Exercise
Reproduce all the lines exactly as they stand, apart from the pictures.

══ Given entries ══

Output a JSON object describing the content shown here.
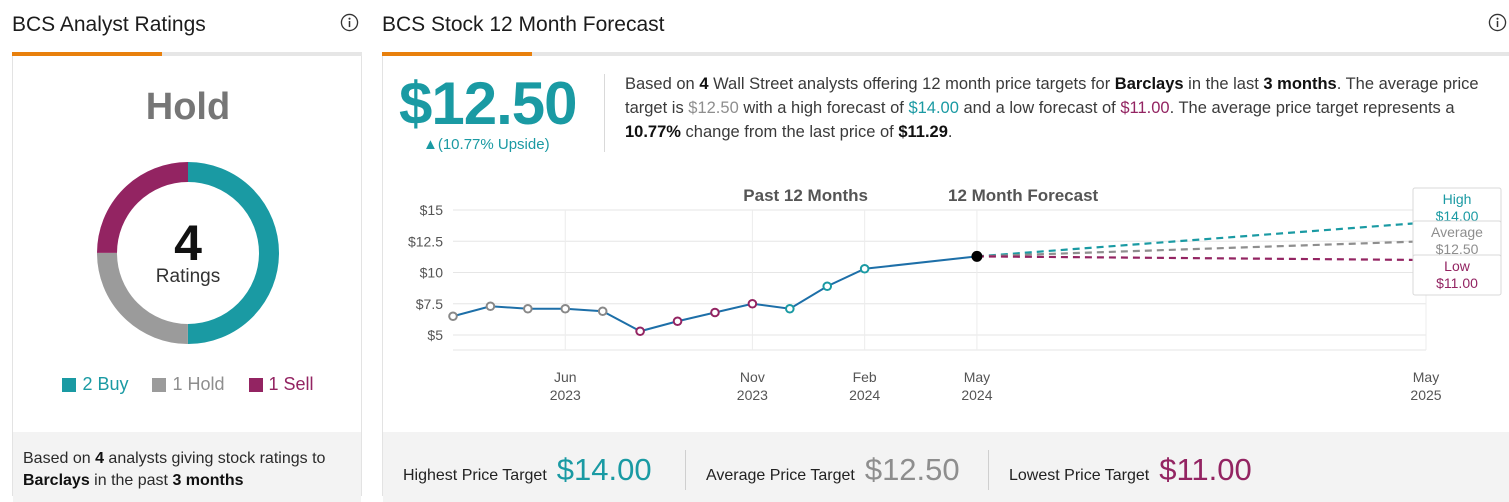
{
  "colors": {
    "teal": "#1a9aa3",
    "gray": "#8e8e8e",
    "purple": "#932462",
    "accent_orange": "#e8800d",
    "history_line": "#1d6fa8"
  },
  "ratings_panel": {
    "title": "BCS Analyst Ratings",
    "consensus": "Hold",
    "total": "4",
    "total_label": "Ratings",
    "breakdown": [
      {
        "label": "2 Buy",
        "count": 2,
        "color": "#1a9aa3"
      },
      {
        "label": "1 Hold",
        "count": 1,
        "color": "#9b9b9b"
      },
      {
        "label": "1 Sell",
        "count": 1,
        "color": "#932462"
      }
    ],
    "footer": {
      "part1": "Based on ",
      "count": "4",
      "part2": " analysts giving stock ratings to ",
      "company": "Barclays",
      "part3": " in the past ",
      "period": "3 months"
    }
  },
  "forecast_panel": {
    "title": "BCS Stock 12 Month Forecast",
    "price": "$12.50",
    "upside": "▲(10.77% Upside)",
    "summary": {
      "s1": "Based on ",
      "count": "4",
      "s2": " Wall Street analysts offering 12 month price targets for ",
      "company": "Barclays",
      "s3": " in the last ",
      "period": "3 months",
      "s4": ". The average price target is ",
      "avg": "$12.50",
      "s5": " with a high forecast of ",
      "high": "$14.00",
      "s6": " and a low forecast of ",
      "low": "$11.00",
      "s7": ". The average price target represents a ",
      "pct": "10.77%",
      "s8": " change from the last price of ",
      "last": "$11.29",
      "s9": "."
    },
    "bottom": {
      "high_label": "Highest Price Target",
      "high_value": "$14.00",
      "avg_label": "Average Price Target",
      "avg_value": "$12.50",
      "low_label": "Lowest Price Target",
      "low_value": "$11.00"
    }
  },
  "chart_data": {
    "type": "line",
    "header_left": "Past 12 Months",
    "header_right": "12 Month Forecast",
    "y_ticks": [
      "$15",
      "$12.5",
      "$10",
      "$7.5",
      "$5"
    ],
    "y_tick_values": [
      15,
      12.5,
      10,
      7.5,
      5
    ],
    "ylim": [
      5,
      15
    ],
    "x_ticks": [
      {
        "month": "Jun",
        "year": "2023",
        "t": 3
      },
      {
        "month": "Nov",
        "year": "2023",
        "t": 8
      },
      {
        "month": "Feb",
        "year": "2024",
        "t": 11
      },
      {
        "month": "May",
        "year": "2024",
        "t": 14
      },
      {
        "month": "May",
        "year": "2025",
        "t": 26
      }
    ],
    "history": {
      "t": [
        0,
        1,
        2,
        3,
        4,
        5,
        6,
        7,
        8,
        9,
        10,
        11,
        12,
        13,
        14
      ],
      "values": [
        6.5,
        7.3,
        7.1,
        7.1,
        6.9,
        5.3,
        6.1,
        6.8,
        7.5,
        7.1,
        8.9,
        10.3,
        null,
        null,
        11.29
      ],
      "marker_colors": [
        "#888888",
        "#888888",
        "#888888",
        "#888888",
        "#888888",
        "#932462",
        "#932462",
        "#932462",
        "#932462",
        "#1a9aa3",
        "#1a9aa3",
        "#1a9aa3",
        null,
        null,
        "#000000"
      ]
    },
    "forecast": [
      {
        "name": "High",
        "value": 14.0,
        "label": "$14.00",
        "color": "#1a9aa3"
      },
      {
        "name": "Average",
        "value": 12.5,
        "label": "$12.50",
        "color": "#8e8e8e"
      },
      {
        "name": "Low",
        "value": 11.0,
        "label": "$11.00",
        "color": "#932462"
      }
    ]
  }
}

═══

Result of the task
Output a JSON object describing the content shown here.
{
  "colors": {
    "teal": "#1a9aa3",
    "gray": "#8e8e8e",
    "purple": "#932462",
    "accent_orange": "#e8800d",
    "history_line": "#1d6fa8"
  },
  "ratings_panel": {
    "title": "BCS Analyst Ratings",
    "consensus": "Hold",
    "total": "4",
    "total_label": "Ratings",
    "breakdown": [
      {
        "label": "2 Buy",
        "count": 2,
        "color": "#1a9aa3"
      },
      {
        "label": "1 Hold",
        "count": 1,
        "color": "#9b9b9b"
      },
      {
        "label": "1 Sell",
        "count": 1,
        "color": "#932462"
      }
    ],
    "footer": {
      "part1": "Based on ",
      "count": "4",
      "part2": " analysts giving stock ratings to ",
      "company": "Barclays",
      "part3": " in the past ",
      "period": "3 months"
    }
  },
  "forecast_panel": {
    "title": "BCS Stock 12 Month Forecast",
    "price": "$12.50",
    "upside": "▲(10.77% Upside)",
    "summary": {
      "s1": "Based on ",
      "count": "4",
      "s2": " Wall Street analysts offering 12 month price targets for ",
      "company": "Barclays",
      "s3": " in the last ",
      "period": "3 months",
      "s4": ". The average price target is ",
      "avg": "$12.50",
      "s5": " with a high forecast of ",
      "high": "$14.00",
      "s6": " and a low forecast of ",
      "low": "$11.00",
      "s7": ". The average price target represents a ",
      "pct": "10.77%",
      "s8": " change from the last price of ",
      "last": "$11.29",
      "s9": "."
    },
    "bottom": {
      "high_label": "Highest Price Target",
      "high_value": "$14.00",
      "avg_label": "Average Price Target",
      "avg_value": "$12.50",
      "low_label": "Lowest Price Target",
      "low_value": "$11.00"
    }
  },
  "chart_data": {
    "type": "line",
    "header_left": "Past 12 Months",
    "header_right": "12 Month Forecast",
    "y_ticks": [
      "$15",
      "$12.5",
      "$10",
      "$7.5",
      "$5"
    ],
    "y_tick_values": [
      15,
      12.5,
      10,
      7.5,
      5
    ],
    "ylim": [
      5,
      15
    ],
    "x_ticks": [
      {
        "month": "Jun",
        "year": "2023",
        "t": 3
      },
      {
        "month": "Nov",
        "year": "2023",
        "t": 8
      },
      {
        "month": "Feb",
        "year": "2024",
        "t": 11
      },
      {
        "month": "May",
        "year": "2024",
        "t": 14
      },
      {
        "month": "May",
        "year": "2025",
        "t": 26
      }
    ],
    "history": {
      "t": [
        0,
        1,
        2,
        3,
        4,
        5,
        6,
        7,
        8,
        9,
        10,
        11,
        12,
        13,
        14
      ],
      "values": [
        6.5,
        7.3,
        7.1,
        7.1,
        6.9,
        5.3,
        6.1,
        6.8,
        7.5,
        7.1,
        8.9,
        10.3,
        null,
        null,
        11.29
      ],
      "marker_colors": [
        "#888888",
        "#888888",
        "#888888",
        "#888888",
        "#888888",
        "#932462",
        "#932462",
        "#932462",
        "#932462",
        "#1a9aa3",
        "#1a9aa3",
        "#1a9aa3",
        null,
        null,
        "#000000"
      ]
    },
    "forecast": [
      {
        "name": "High",
        "value": 14.0,
        "label": "$14.00",
        "color": "#1a9aa3"
      },
      {
        "name": "Average",
        "value": 12.5,
        "label": "$12.50",
        "color": "#8e8e8e"
      },
      {
        "name": "Low",
        "value": 11.0,
        "label": "$11.00",
        "color": "#932462"
      }
    ]
  }
}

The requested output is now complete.